--- Start ---
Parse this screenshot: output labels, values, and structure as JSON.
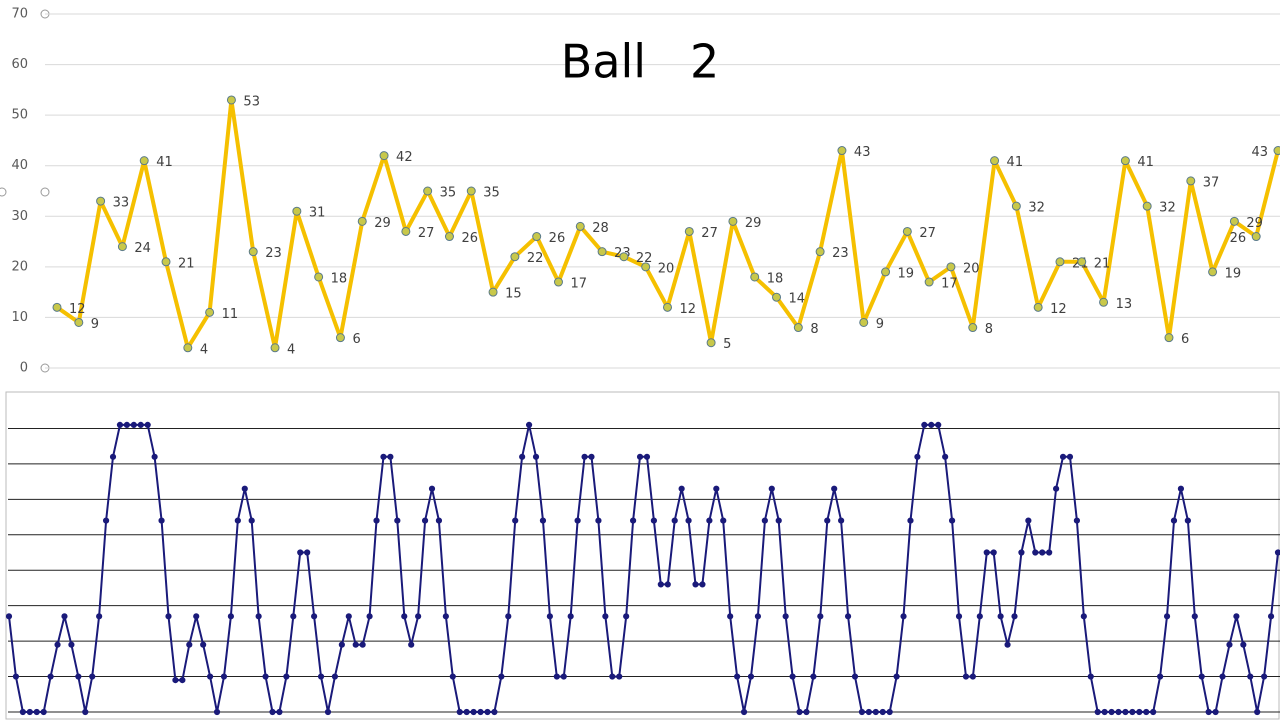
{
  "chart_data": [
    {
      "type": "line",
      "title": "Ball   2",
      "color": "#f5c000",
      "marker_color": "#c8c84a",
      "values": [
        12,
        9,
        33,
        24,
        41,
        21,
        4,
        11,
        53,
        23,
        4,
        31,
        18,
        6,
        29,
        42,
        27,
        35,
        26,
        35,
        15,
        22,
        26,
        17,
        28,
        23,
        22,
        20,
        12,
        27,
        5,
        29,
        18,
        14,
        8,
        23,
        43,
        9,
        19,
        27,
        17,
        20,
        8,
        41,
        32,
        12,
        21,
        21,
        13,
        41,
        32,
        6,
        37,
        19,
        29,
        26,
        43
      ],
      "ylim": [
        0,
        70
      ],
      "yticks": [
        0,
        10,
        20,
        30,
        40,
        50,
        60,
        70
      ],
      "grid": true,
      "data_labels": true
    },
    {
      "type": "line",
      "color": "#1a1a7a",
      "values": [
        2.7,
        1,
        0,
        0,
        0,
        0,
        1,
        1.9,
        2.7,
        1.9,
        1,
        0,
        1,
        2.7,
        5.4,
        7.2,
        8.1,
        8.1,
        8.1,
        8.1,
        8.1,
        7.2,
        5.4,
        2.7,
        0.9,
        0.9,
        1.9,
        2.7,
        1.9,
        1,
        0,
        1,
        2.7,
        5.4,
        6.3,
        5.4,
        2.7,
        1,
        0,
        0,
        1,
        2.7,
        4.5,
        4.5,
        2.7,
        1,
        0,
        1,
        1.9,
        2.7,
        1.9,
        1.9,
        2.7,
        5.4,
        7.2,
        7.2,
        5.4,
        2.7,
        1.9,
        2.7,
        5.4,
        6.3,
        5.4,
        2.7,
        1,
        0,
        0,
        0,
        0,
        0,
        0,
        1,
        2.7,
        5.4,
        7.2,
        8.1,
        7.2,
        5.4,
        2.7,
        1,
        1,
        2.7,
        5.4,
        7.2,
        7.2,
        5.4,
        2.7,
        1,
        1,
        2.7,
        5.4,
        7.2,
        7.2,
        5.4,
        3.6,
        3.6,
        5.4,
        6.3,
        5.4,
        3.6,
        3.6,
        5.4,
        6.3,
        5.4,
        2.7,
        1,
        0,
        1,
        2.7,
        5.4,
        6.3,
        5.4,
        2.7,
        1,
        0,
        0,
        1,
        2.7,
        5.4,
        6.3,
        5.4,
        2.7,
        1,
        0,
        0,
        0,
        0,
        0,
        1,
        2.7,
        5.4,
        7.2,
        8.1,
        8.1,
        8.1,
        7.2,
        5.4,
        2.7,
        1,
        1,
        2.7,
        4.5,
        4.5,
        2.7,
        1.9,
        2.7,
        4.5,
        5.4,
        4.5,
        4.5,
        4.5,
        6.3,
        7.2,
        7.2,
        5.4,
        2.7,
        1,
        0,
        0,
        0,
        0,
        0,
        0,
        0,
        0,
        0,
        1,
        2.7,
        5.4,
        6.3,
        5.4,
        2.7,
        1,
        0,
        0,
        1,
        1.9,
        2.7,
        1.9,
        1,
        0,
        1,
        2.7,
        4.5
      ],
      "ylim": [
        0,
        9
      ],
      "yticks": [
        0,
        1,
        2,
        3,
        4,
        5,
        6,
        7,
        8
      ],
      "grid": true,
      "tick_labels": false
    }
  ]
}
--- End ---
Challenge: Print out the material word for word, omitting the pictures.

Result of this exercise:
Parse this screenshot: output labels, values, and structure as JSON.
{
  "chart_data": [
    {
      "type": "line",
      "title": "Ball   2",
      "color": "#f5c000",
      "marker_color": "#c8c84a",
      "values": [
        12,
        9,
        33,
        24,
        41,
        21,
        4,
        11,
        53,
        23,
        4,
        31,
        18,
        6,
        29,
        42,
        27,
        35,
        26,
        35,
        15,
        22,
        26,
        17,
        28,
        23,
        22,
        20,
        12,
        27,
        5,
        29,
        18,
        14,
        8,
        23,
        43,
        9,
        19,
        27,
        17,
        20,
        8,
        41,
        32,
        12,
        21,
        21,
        13,
        41,
        32,
        6,
        37,
        19,
        29,
        26,
        43
      ],
      "ylim": [
        0,
        70
      ],
      "yticks": [
        0,
        10,
        20,
        30,
        40,
        50,
        60,
        70
      ],
      "grid": true,
      "data_labels": true
    },
    {
      "type": "line",
      "color": "#1a1a7a",
      "values": [
        2.7,
        1,
        0,
        0,
        0,
        0,
        1,
        1.9,
        2.7,
        1.9,
        1,
        0,
        1,
        2.7,
        5.4,
        7.2,
        8.1,
        8.1,
        8.1,
        8.1,
        8.1,
        7.2,
        5.4,
        2.7,
        0.9,
        0.9,
        1.9,
        2.7,
        1.9,
        1,
        0,
        1,
        2.7,
        5.4,
        6.3,
        5.4,
        2.7,
        1,
        0,
        0,
        1,
        2.7,
        4.5,
        4.5,
        2.7,
        1,
        0,
        1,
        1.9,
        2.7,
        1.9,
        1.9,
        2.7,
        5.4,
        7.2,
        7.2,
        5.4,
        2.7,
        1.9,
        2.7,
        5.4,
        6.3,
        5.4,
        2.7,
        1,
        0,
        0,
        0,
        0,
        0,
        0,
        1,
        2.7,
        5.4,
        7.2,
        8.1,
        7.2,
        5.4,
        2.7,
        1,
        1,
        2.7,
        5.4,
        7.2,
        7.2,
        5.4,
        2.7,
        1,
        1,
        2.7,
        5.4,
        7.2,
        7.2,
        5.4,
        3.6,
        3.6,
        5.4,
        6.3,
        5.4,
        3.6,
        3.6,
        5.4,
        6.3,
        5.4,
        2.7,
        1,
        0,
        1,
        2.7,
        5.4,
        6.3,
        5.4,
        2.7,
        1,
        0,
        0,
        1,
        2.7,
        5.4,
        6.3,
        5.4,
        2.7,
        1,
        0,
        0,
        0,
        0,
        0,
        1,
        2.7,
        5.4,
        7.2,
        8.1,
        8.1,
        8.1,
        7.2,
        5.4,
        2.7,
        1,
        1,
        2.7,
        4.5,
        4.5,
        2.7,
        1.9,
        2.7,
        4.5,
        5.4,
        4.5,
        4.5,
        4.5,
        6.3,
        7.2,
        7.2,
        5.4,
        2.7,
        1,
        0,
        0,
        0,
        0,
        0,
        0,
        0,
        0,
        0,
        1,
        2.7,
        5.4,
        6.3,
        5.4,
        2.7,
        1,
        0,
        0,
        1,
        1.9,
        2.7,
        1.9,
        1,
        0,
        1,
        2.7,
        4.5
      ],
      "ylim": [
        0,
        9
      ],
      "yticks": [
        0,
        1,
        2,
        3,
        4,
        5,
        6,
        7,
        8
      ],
      "grid": true,
      "tick_labels": false
    }
  ]
}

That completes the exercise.